What is needed:
Return the listing below in full, with every line exactly as it is.

-- Start --

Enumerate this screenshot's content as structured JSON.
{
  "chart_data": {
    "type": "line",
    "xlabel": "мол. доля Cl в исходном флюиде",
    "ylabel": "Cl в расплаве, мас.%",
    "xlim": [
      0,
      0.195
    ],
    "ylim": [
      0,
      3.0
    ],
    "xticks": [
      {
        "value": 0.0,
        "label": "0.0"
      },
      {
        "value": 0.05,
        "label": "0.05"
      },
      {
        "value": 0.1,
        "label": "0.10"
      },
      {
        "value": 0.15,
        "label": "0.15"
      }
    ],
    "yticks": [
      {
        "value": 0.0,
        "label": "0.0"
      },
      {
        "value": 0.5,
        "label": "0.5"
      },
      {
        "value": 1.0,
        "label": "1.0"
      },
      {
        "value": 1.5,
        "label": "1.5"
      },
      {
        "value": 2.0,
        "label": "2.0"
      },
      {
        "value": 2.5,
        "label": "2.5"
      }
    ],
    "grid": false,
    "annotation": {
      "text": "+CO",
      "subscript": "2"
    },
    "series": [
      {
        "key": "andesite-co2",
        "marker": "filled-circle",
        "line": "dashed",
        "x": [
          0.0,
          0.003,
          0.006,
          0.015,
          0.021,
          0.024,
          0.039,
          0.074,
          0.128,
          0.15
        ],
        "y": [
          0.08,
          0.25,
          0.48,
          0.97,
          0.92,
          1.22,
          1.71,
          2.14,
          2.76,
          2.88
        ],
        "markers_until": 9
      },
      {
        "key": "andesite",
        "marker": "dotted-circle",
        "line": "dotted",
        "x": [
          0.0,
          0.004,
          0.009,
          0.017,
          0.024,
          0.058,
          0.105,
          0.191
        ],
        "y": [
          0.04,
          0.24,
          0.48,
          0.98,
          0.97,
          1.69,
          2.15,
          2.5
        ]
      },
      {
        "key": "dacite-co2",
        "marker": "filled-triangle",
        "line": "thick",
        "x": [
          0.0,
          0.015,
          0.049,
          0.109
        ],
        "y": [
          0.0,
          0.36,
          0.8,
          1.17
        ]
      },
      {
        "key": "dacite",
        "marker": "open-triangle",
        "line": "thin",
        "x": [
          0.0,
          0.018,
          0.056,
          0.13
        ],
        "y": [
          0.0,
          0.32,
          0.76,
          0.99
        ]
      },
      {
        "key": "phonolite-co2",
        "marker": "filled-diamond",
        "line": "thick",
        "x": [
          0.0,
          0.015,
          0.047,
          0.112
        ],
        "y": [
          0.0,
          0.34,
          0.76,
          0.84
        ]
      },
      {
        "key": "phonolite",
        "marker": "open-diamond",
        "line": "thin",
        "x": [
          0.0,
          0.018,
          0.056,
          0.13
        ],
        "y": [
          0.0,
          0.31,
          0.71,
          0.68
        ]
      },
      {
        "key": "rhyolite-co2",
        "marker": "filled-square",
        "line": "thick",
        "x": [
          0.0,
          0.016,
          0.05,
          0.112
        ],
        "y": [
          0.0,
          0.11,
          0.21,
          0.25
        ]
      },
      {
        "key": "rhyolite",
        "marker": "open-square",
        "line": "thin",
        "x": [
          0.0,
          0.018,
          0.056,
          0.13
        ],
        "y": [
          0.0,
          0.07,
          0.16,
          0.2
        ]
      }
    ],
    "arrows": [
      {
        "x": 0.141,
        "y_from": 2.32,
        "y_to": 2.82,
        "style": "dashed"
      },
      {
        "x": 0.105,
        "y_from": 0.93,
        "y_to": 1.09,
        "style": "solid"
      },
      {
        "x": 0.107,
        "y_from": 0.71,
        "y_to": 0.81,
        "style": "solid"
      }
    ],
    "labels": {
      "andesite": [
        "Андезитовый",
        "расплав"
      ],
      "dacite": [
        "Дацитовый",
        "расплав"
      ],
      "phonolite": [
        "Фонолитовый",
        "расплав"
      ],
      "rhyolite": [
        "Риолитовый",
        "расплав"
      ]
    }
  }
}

-- End --

Response:
Enumerate this screenshot's content as structured JSON.
{
  "chart_data": {
    "type": "line",
    "xlabel": "мол. доля Cl в исходном флюиде",
    "ylabel": "Cl в расплаве, мас.%",
    "xlim": [
      0,
      0.195
    ],
    "ylim": [
      0,
      3.0
    ],
    "xticks": [
      {
        "value": 0.0,
        "label": "0.0"
      },
      {
        "value": 0.05,
        "label": "0.05"
      },
      {
        "value": 0.1,
        "label": "0.10"
      },
      {
        "value": 0.15,
        "label": "0.15"
      }
    ],
    "yticks": [
      {
        "value": 0.0,
        "label": "0.0"
      },
      {
        "value": 0.5,
        "label": "0.5"
      },
      {
        "value": 1.0,
        "label": "1.0"
      },
      {
        "value": 1.5,
        "label": "1.5"
      },
      {
        "value": 2.0,
        "label": "2.0"
      },
      {
        "value": 2.5,
        "label": "2.5"
      }
    ],
    "grid": false,
    "annotation": {
      "text": "+CO",
      "subscript": "2"
    },
    "series": [
      {
        "key": "andesite-co2",
        "marker": "filled-circle",
        "line": "dashed",
        "x": [
          0.0,
          0.003,
          0.006,
          0.015,
          0.021,
          0.024,
          0.039,
          0.074,
          0.128,
          0.15
        ],
        "y": [
          0.08,
          0.25,
          0.48,
          0.97,
          0.92,
          1.22,
          1.71,
          2.14,
          2.76,
          2.88
        ],
        "markers_until": 9
      },
      {
        "key": "andesite",
        "marker": "dotted-circle",
        "line": "dotted",
        "x": [
          0.0,
          0.004,
          0.009,
          0.017,
          0.024,
          0.058,
          0.105,
          0.191
        ],
        "y": [
          0.04,
          0.24,
          0.48,
          0.98,
          0.97,
          1.69,
          2.15,
          2.5
        ]
      },
      {
        "key": "dacite-co2",
        "marker": "filled-triangle",
        "line": "thick",
        "x": [
          0.0,
          0.015,
          0.049,
          0.109
        ],
        "y": [
          0.0,
          0.36,
          0.8,
          1.17
        ]
      },
      {
        "key": "dacite",
        "marker": "open-triangle",
        "line": "thin",
        "x": [
          0.0,
          0.018,
          0.056,
          0.13
        ],
        "y": [
          0.0,
          0.32,
          0.76,
          0.99
        ]
      },
      {
        "key": "phonolite-co2",
        "marker": "filled-diamond",
        "line": "thick",
        "x": [
          0.0,
          0.015,
          0.047,
          0.112
        ],
        "y": [
          0.0,
          0.34,
          0.76,
          0.84
        ]
      },
      {
        "key": "phonolite",
        "marker": "open-diamond",
        "line": "thin",
        "x": [
          0.0,
          0.018,
          0.056,
          0.13
        ],
        "y": [
          0.0,
          0.31,
          0.71,
          0.68
        ]
      },
      {
        "key": "rhyolite-co2",
        "marker": "filled-square",
        "line": "thick",
        "x": [
          0.0,
          0.016,
          0.05,
          0.112
        ],
        "y": [
          0.0,
          0.11,
          0.21,
          0.25
        ]
      },
      {
        "key": "rhyolite",
        "marker": "open-square",
        "line": "thin",
        "x": [
          0.0,
          0.018,
          0.056,
          0.13
        ],
        "y": [
          0.0,
          0.07,
          0.16,
          0.2
        ]
      }
    ],
    "arrows": [
      {
        "x": 0.141,
        "y_from": 2.32,
        "y_to": 2.82,
        "style": "dashed"
      },
      {
        "x": 0.105,
        "y_from": 0.93,
        "y_to": 1.09,
        "style": "solid"
      },
      {
        "x": 0.107,
        "y_from": 0.71,
        "y_to": 0.81,
        "style": "solid"
      }
    ],
    "labels": {
      "andesite": [
        "Андезитовый",
        "расплав"
      ],
      "dacite": [
        "Дацитовый",
        "расплав"
      ],
      "phonolite": [
        "Фонолитовый",
        "расплав"
      ],
      "rhyolite": [
        "Риолитовый",
        "расплав"
      ]
    }
  }
}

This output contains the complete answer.